* _What is asked_: Rewrite the listing below, replacing "candle-body" with "bar-body" wherever it occurs and leaving everything else unchanged.

Lines of data
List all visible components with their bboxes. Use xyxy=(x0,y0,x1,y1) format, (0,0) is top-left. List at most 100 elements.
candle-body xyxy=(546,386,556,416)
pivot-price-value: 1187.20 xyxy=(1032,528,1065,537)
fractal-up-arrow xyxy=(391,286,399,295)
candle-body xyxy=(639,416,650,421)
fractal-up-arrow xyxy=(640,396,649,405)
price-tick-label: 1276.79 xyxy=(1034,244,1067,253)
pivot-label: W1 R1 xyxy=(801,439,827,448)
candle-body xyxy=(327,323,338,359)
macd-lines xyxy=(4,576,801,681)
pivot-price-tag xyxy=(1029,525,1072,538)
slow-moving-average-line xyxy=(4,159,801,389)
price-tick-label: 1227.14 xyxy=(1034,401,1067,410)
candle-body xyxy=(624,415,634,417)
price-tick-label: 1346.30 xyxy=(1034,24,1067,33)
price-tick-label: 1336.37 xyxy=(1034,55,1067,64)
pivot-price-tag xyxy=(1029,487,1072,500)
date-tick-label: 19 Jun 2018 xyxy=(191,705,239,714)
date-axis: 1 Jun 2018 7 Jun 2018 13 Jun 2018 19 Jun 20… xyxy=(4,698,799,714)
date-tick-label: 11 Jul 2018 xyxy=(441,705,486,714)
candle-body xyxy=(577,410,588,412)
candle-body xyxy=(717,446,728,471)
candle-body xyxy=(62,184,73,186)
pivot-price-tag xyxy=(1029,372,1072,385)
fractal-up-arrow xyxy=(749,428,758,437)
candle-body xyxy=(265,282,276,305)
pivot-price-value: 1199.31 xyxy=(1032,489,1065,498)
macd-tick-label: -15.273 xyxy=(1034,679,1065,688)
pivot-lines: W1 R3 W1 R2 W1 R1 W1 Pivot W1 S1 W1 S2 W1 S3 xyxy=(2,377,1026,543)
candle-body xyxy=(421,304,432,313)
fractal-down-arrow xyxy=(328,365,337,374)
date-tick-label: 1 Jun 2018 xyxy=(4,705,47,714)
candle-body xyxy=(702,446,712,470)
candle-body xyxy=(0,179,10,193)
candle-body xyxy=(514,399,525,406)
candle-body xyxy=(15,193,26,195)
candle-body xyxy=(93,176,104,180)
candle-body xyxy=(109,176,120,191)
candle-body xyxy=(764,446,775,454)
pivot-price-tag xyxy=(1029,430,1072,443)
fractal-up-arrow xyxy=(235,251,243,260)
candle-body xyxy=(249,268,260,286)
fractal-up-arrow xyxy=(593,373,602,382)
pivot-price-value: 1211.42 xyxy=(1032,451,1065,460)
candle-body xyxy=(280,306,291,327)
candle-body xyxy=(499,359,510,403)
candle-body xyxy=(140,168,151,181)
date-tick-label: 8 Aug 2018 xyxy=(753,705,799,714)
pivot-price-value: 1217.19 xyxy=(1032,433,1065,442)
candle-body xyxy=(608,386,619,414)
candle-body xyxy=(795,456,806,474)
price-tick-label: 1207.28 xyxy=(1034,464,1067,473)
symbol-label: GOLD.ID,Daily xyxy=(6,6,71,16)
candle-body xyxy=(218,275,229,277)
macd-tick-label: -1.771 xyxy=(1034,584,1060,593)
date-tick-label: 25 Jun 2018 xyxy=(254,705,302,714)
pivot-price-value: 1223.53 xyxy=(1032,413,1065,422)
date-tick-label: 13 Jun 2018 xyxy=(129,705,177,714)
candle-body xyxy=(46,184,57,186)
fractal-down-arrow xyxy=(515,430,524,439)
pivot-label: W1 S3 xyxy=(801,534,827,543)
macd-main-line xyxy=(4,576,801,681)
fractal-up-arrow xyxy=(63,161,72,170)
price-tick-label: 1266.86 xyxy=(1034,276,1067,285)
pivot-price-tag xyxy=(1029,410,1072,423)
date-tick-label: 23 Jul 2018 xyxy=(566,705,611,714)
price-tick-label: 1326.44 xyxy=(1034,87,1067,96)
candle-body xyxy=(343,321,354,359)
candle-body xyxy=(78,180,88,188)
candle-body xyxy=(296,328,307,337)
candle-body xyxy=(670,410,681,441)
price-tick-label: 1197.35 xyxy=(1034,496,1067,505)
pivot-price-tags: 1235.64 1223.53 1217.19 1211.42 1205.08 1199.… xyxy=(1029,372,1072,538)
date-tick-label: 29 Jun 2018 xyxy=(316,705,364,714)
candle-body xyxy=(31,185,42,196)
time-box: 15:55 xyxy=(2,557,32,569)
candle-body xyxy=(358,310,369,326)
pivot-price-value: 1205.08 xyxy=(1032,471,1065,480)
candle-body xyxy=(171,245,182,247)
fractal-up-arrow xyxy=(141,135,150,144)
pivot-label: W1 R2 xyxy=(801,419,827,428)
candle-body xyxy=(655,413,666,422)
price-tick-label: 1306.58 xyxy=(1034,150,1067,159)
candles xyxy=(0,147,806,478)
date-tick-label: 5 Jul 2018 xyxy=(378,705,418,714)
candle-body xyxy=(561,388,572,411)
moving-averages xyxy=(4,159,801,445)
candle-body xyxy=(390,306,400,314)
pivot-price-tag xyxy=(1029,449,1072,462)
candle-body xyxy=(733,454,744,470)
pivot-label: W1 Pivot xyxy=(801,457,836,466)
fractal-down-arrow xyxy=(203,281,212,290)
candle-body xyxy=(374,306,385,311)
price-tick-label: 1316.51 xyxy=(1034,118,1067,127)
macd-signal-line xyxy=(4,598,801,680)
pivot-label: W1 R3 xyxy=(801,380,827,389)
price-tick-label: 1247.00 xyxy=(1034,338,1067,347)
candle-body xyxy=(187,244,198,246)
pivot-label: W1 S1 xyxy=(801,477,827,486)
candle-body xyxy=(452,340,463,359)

* _Reply to the exercise_:
List all visible components with their bboxes. Use xyxy=(x0,y0,x1,y1) format, (0,0) is top-left. List at most 100 elements.
bar-body xyxy=(546,386,556,416)
pivot-price-value: 1187.20 xyxy=(1032,528,1065,537)
fractal-up-arrow xyxy=(391,286,399,295)
bar-body xyxy=(639,416,650,421)
fractal-up-arrow xyxy=(640,396,649,405)
price-tick-label: 1276.79 xyxy=(1034,244,1067,253)
pivot-label: W1 R1 xyxy=(801,439,827,448)
bar-body xyxy=(327,323,338,359)
macd-lines xyxy=(4,576,801,681)
pivot-price-tag xyxy=(1029,525,1072,538)
slow-moving-average-line xyxy=(4,159,801,389)
price-tick-label: 1227.14 xyxy=(1034,401,1067,410)
bar-body xyxy=(624,415,634,417)
price-tick-label: 1346.30 xyxy=(1034,24,1067,33)
price-tick-label: 1336.37 xyxy=(1034,55,1067,64)
pivot-price-tag xyxy=(1029,487,1072,500)
date-tick-label: 19 Jun 2018 xyxy=(191,705,239,714)
date-axis: 1 Jun 2018 7 Jun 2018 13 Jun 2018 19 Jun 20… xyxy=(4,698,799,714)
date-tick-label: 11 Jul 2018 xyxy=(441,705,486,714)
bar-body xyxy=(577,410,588,412)
bar-body xyxy=(717,446,728,471)
bar-body xyxy=(62,184,73,186)
pivot-price-tag xyxy=(1029,372,1072,385)
fractal-up-arrow xyxy=(749,428,758,437)
bar-body xyxy=(265,282,276,305)
pivot-price-value: 1199.31 xyxy=(1032,489,1065,498)
macd-tick-label: -15.273 xyxy=(1034,679,1065,688)
pivot-lines: W1 R3 W1 R2 W1 R1 W1 Pivot W1 S1 W1 S2 W1 S3 xyxy=(2,377,1026,543)
bar-body xyxy=(421,304,432,313)
fractal-down-arrow xyxy=(328,365,337,374)
date-tick-label: 1 Jun 2018 xyxy=(4,705,47,714)
bar-body xyxy=(702,446,712,470)
bar-body xyxy=(0,179,10,193)
bar-body xyxy=(514,399,525,406)
bar-body xyxy=(15,193,26,195)
bar-body xyxy=(93,176,104,180)
bar-body xyxy=(109,176,120,191)
bar-body xyxy=(764,446,775,454)
pivot-price-tag xyxy=(1029,430,1072,443)
fractal-up-arrow xyxy=(235,251,243,260)
bar-body xyxy=(249,268,260,286)
fractal-up-arrow xyxy=(593,373,602,382)
pivot-price-value: 1211.42 xyxy=(1032,451,1065,460)
bar-body xyxy=(280,306,291,327)
bar-body xyxy=(499,359,510,403)
bar-body xyxy=(140,168,151,181)
date-tick-label: 8 Aug 2018 xyxy=(753,705,799,714)
pivot-price-value: 1217.19 xyxy=(1032,433,1065,442)
bar-body xyxy=(608,386,619,414)
bar-body xyxy=(795,456,806,474)
price-tick-label: 1207.28 xyxy=(1034,464,1067,473)
symbol-label: GOLD.ID,Daily xyxy=(6,6,71,16)
bar-body xyxy=(218,275,229,277)
macd-tick-label: -1.771 xyxy=(1034,584,1060,593)
date-tick-label: 25 Jun 2018 xyxy=(254,705,302,714)
pivot-price-value: 1223.53 xyxy=(1032,413,1065,422)
date-tick-label: 13 Jun 2018 xyxy=(129,705,177,714)
bar-body xyxy=(46,184,57,186)
fractal-down-arrow xyxy=(515,430,524,439)
pivot-label: W1 S3 xyxy=(801,534,827,543)
macd-main-line xyxy=(4,576,801,681)
fractal-up-arrow xyxy=(63,161,72,170)
price-tick-label: 1266.86 xyxy=(1034,276,1067,285)
pivot-price-tag xyxy=(1029,410,1072,423)
date-tick-label: 23 Jul 2018 xyxy=(566,705,611,714)
price-tick-label: 1326.44 xyxy=(1034,87,1067,96)
bar-body xyxy=(343,321,354,359)
bar-body xyxy=(78,180,88,188)
bar-body xyxy=(296,328,307,337)
bar-body xyxy=(670,410,681,441)
price-tick-label: 1197.35 xyxy=(1034,496,1067,505)
pivot-price-tags: 1235.64 1223.53 1217.19 1211.42 1205.08 1199.… xyxy=(1029,372,1072,538)
date-tick-label: 29 Jun 2018 xyxy=(316,705,364,714)
bar-body xyxy=(31,185,42,196)
time-box: 15:55 xyxy=(2,557,32,569)
bar-body xyxy=(358,310,369,326)
pivot-price-value: 1205.08 xyxy=(1032,471,1065,480)
bar-body xyxy=(171,245,182,247)
fractal-up-arrow xyxy=(141,135,150,144)
pivot-label: W1 R2 xyxy=(801,419,827,428)
bar-body xyxy=(655,413,666,422)
price-tick-label: 1306.58 xyxy=(1034,150,1067,159)
candles xyxy=(0,147,806,478)
date-tick-label: 5 Jul 2018 xyxy=(378,705,418,714)
bar-body xyxy=(561,388,572,411)
moving-averages xyxy=(4,159,801,445)
bar-body xyxy=(390,306,400,314)
pivot-price-tag xyxy=(1029,449,1072,462)
bar-body xyxy=(733,454,744,470)
pivot-label: W1 Pivot xyxy=(801,457,836,466)
fractal-down-arrow xyxy=(203,281,212,290)
bar-body xyxy=(374,306,385,311)
price-tick-label: 1316.51 xyxy=(1034,118,1067,127)
macd-signal-line xyxy=(4,598,801,680)
pivot-label: W1 R3 xyxy=(801,380,827,389)
price-tick-label: 1247.00 xyxy=(1034,338,1067,347)
bar-body xyxy=(187,244,198,246)
pivot-label: W1 S1 xyxy=(801,477,827,486)
bar-body xyxy=(452,340,463,359)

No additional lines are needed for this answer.